▶ _OBJECTIVE_
Restate all of the entries exactly, dropping any pictures they hold.
## start
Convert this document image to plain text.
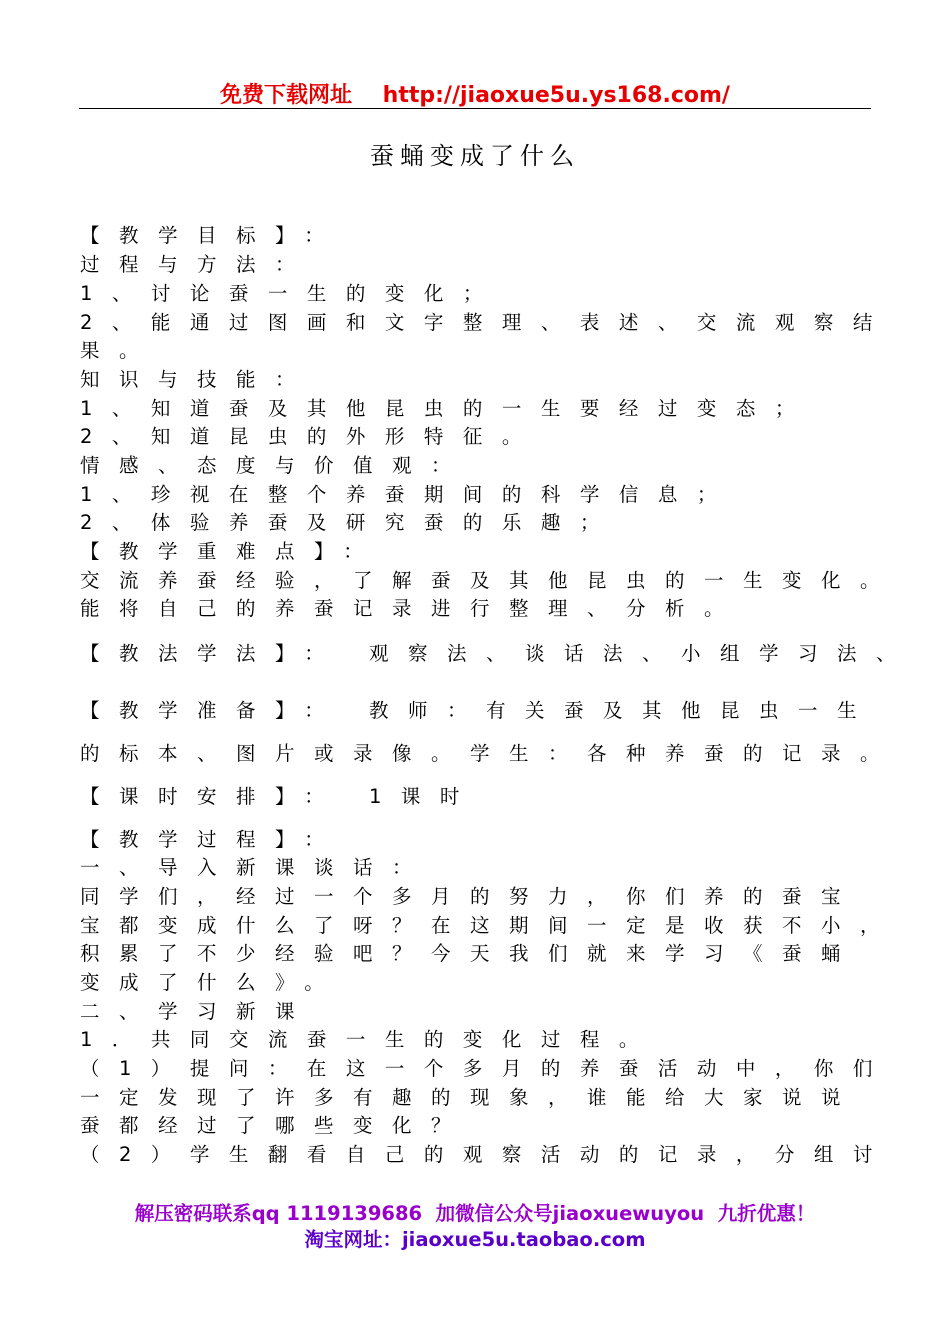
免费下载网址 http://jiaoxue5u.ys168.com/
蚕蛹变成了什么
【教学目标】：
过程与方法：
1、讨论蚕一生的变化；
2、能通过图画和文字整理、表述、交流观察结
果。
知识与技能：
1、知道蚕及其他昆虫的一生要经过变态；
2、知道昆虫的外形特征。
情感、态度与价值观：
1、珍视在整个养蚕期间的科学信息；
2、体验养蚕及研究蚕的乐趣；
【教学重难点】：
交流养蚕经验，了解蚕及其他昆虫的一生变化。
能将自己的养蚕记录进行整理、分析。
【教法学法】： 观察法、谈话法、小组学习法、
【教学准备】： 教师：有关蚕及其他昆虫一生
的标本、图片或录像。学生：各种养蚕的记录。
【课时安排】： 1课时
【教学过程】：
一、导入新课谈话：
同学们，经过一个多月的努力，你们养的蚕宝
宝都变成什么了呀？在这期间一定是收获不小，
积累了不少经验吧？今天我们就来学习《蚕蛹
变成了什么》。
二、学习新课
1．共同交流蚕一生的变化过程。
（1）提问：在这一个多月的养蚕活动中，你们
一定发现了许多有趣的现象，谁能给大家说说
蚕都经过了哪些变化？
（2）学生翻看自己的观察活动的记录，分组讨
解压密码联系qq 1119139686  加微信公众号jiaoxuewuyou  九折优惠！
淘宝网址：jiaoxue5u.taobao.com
## end
▶ _EXERCISE RESPONSE_
Convert this document image to plain text.
免费下载网址 http://jiaoxue5u.ys168.com/
蚕蛹变成了什么
【教学目标】：
过程与方法：
1、讨论蚕一生的变化；
2、能通过图画和文字整理、表述、交流观察结
果。
知识与技能：
1、知道蚕及其他昆虫的一生要经过变态；
2、知道昆虫的外形特征。
情感、态度与价值观：
1、珍视在整个养蚕期间的科学信息；
2、体验养蚕及研究蚕的乐趣；
【教学重难点】：
交流养蚕经验，了解蚕及其他昆虫的一生变化。
能将自己的养蚕记录进行整理、分析。
【教法学法】： 观察法、谈话法、小组学习法、
【教学准备】： 教师：有关蚕及其他昆虫一生
的标本、图片或录像。学生：各种养蚕的记录。
【课时安排】： 1课时
【教学过程】：
一、导入新课谈话：
同学们，经过一个多月的努力，你们养的蚕宝
宝都变成什么了呀？在这期间一定是收获不小，
积累了不少经验吧？今天我们就来学习《蚕蛹
变成了什么》。
二、学习新课
1．共同交流蚕一生的变化过程。
（1）提问：在这一个多月的养蚕活动中，你们
一定发现了许多有趣的现象，谁能给大家说说
蚕都经过了哪些变化？
（2）学生翻看自己的观察活动的记录，分组讨
解压密码联系qq 1119139686  加微信公众号jiaoxuewuyou  九折优惠！
淘宝网址：jiaoxue5u.taobao.com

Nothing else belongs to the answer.